TASK INSTRUCTIONS: Look through the data below and return each line where "home" appears.

AVAILABLE RECORDS:

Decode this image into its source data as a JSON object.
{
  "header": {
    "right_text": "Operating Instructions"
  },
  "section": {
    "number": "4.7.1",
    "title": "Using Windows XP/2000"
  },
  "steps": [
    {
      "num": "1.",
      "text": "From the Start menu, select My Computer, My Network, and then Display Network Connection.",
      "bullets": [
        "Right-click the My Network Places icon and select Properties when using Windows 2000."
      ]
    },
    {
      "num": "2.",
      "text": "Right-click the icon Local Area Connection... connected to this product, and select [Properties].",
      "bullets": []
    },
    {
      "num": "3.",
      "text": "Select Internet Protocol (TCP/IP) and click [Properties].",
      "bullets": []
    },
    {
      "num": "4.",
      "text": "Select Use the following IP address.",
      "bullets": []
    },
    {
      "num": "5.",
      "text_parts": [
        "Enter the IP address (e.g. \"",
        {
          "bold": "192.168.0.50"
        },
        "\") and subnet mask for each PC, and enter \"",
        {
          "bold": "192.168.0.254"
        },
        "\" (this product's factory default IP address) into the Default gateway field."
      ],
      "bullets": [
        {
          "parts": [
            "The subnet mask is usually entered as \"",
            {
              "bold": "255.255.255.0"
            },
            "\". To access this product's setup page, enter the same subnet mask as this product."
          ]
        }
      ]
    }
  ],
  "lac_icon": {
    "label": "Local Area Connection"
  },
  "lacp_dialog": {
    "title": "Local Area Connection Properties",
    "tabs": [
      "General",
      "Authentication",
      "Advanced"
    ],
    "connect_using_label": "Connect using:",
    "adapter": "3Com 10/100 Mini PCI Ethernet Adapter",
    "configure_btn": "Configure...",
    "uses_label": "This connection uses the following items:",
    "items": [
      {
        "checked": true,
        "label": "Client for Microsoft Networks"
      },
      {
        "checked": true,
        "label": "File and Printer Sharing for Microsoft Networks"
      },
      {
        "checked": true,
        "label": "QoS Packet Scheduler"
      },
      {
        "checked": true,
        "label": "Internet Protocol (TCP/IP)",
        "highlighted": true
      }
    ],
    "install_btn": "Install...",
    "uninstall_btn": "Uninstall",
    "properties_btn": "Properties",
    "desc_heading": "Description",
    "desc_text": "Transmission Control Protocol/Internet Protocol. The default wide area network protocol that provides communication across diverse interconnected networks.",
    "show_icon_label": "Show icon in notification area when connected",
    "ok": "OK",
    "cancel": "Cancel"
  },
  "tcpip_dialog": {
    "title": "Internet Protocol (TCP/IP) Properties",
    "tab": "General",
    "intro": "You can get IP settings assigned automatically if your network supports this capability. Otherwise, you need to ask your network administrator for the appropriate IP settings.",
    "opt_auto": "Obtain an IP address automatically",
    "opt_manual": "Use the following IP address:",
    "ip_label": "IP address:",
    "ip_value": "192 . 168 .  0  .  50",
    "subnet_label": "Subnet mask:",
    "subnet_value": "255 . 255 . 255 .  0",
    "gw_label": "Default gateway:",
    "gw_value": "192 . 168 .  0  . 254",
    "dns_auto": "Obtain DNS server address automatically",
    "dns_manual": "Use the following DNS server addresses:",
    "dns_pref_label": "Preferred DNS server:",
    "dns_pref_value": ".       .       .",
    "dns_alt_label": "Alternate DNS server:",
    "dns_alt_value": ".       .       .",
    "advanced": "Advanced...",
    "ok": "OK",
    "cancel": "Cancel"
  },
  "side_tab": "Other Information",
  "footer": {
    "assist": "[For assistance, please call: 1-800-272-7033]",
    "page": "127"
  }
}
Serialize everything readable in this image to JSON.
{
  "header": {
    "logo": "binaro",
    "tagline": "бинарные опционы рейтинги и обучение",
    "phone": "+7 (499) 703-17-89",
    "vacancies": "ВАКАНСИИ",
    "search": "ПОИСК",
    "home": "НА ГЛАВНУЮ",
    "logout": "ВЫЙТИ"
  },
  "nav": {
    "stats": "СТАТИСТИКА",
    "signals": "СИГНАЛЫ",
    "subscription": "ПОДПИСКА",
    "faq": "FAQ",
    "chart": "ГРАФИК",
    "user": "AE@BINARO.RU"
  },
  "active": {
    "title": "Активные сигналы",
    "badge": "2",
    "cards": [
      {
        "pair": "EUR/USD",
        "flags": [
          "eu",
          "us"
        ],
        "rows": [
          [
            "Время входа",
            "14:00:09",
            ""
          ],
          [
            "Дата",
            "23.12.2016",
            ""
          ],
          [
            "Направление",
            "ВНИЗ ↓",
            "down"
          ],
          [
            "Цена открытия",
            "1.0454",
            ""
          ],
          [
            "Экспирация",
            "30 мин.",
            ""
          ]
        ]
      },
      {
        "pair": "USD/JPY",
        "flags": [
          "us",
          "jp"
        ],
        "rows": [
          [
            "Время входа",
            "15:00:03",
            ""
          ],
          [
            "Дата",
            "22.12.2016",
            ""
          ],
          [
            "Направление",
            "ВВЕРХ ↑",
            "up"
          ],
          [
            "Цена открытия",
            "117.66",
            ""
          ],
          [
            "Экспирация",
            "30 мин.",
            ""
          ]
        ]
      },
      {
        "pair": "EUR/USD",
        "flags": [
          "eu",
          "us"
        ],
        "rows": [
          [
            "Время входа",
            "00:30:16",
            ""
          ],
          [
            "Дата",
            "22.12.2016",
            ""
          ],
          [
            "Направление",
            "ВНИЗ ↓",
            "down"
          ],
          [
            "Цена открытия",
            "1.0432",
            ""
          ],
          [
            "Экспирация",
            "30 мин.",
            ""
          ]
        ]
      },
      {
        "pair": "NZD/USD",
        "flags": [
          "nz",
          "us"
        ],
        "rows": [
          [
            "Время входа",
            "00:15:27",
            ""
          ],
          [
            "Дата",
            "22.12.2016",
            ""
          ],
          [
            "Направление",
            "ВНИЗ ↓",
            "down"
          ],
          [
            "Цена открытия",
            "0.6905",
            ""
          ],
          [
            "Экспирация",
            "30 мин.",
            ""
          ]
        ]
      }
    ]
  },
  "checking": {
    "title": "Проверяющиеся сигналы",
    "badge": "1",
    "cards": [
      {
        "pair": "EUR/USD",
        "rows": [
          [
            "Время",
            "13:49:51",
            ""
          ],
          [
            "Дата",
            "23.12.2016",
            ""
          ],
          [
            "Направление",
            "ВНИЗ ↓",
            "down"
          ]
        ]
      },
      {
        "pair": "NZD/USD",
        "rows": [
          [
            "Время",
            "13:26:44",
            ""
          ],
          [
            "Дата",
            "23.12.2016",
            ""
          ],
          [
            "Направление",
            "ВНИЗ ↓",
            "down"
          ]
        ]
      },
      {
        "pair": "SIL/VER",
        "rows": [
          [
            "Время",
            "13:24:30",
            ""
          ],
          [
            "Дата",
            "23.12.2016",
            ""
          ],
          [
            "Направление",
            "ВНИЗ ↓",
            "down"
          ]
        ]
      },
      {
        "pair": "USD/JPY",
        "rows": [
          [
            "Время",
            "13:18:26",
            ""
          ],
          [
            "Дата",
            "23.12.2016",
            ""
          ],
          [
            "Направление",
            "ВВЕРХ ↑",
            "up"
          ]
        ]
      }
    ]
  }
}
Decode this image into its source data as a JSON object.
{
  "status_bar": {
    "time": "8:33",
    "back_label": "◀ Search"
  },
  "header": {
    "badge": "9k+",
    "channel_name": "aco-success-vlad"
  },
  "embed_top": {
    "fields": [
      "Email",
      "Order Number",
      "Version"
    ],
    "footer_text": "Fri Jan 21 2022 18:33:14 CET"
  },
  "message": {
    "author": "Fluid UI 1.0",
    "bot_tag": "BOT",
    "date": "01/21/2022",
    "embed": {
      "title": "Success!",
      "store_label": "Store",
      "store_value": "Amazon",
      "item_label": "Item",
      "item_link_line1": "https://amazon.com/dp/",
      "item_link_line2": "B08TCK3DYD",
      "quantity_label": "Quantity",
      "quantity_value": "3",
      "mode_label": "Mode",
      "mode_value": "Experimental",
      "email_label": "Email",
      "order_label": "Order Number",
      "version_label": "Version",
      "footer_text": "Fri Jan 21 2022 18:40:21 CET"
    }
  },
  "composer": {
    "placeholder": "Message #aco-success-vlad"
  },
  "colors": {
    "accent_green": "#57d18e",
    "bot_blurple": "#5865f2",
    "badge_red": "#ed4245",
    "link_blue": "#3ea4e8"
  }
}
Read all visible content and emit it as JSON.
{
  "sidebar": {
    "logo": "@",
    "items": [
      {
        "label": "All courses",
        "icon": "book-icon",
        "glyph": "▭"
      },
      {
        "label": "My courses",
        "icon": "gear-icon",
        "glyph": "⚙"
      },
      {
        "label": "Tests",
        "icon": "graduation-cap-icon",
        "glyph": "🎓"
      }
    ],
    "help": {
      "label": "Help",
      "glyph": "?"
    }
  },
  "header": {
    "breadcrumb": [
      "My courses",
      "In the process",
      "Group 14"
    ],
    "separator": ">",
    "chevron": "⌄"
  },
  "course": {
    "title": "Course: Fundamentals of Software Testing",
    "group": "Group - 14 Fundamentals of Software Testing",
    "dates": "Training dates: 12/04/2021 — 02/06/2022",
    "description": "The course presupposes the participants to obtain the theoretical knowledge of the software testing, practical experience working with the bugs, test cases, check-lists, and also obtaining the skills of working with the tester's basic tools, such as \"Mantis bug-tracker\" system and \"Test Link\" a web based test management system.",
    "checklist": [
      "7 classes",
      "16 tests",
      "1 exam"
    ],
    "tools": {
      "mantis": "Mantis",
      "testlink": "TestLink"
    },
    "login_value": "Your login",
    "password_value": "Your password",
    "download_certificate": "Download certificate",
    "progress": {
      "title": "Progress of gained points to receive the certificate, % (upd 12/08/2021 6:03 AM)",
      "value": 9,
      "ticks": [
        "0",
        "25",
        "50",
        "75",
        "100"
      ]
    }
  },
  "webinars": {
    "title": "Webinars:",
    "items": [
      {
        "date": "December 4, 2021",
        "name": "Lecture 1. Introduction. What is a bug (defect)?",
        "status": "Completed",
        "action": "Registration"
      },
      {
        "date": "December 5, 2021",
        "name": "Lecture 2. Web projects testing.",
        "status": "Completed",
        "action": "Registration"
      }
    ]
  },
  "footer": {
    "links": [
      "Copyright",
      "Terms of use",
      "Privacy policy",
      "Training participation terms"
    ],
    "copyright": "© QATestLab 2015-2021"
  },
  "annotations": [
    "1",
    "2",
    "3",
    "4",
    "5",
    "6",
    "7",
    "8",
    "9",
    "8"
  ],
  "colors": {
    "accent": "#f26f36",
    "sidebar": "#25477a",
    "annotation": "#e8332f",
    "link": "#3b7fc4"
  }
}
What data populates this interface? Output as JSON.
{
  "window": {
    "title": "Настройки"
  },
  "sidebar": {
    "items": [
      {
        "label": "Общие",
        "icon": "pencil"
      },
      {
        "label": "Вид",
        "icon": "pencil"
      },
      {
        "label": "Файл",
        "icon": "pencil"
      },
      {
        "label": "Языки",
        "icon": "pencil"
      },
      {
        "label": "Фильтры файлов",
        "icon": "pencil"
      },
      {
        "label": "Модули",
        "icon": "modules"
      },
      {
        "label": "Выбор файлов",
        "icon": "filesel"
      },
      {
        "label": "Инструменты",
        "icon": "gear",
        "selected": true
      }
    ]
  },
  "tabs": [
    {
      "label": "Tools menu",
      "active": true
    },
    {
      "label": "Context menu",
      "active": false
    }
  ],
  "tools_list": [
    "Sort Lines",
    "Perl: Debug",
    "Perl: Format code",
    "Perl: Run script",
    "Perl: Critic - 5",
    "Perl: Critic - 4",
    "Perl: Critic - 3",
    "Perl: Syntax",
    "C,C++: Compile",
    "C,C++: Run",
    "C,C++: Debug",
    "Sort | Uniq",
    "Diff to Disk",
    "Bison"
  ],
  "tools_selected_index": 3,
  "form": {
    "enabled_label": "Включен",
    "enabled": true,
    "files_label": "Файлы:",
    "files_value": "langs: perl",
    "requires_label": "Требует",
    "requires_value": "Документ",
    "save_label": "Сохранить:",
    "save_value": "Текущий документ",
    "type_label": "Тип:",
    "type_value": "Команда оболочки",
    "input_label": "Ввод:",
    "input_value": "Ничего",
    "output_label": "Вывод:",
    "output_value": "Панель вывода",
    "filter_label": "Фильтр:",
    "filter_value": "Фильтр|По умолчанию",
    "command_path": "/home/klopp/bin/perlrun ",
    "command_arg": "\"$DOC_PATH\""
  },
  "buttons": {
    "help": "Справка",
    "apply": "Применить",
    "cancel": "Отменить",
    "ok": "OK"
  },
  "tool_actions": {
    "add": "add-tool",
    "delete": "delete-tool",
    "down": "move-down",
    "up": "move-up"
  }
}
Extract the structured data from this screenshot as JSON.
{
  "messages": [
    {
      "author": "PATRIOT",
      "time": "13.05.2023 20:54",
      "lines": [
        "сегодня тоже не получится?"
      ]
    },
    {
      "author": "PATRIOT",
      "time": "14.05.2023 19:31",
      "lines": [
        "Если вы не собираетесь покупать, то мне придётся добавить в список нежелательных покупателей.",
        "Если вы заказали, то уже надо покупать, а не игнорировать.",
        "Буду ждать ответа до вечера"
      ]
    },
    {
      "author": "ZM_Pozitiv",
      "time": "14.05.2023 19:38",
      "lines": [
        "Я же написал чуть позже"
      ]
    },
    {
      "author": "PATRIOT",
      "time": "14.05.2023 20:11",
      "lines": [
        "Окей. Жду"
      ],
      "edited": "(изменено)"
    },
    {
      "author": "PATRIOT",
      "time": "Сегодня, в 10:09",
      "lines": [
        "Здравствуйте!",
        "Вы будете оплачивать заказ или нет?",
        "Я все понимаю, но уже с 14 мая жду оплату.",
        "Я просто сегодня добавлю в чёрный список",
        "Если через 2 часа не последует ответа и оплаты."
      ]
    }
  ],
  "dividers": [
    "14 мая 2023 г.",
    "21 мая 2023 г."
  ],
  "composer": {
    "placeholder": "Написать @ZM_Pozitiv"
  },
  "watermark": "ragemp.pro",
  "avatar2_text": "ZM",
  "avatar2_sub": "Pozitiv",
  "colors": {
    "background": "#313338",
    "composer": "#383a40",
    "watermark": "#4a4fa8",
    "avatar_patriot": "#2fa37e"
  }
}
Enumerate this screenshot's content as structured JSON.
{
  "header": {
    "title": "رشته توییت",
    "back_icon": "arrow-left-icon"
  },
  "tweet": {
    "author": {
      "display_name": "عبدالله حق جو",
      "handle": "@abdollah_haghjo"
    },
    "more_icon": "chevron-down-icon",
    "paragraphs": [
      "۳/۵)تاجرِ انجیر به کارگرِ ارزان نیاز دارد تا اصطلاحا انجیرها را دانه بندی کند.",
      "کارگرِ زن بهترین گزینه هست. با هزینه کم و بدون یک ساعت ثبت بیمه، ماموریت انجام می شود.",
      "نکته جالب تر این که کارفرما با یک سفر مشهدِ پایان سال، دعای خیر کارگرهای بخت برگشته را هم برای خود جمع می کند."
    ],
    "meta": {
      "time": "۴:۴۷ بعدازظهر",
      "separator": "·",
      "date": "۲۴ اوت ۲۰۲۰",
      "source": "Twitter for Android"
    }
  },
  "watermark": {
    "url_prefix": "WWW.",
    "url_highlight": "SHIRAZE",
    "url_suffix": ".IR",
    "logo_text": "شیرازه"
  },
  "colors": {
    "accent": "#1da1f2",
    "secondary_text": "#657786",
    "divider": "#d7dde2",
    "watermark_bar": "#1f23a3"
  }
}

EXERCISE ANSWER:
    "home": "НА ГЛАВНУЮ",
    "command_path": "/home/klopp/bin/perlrun ",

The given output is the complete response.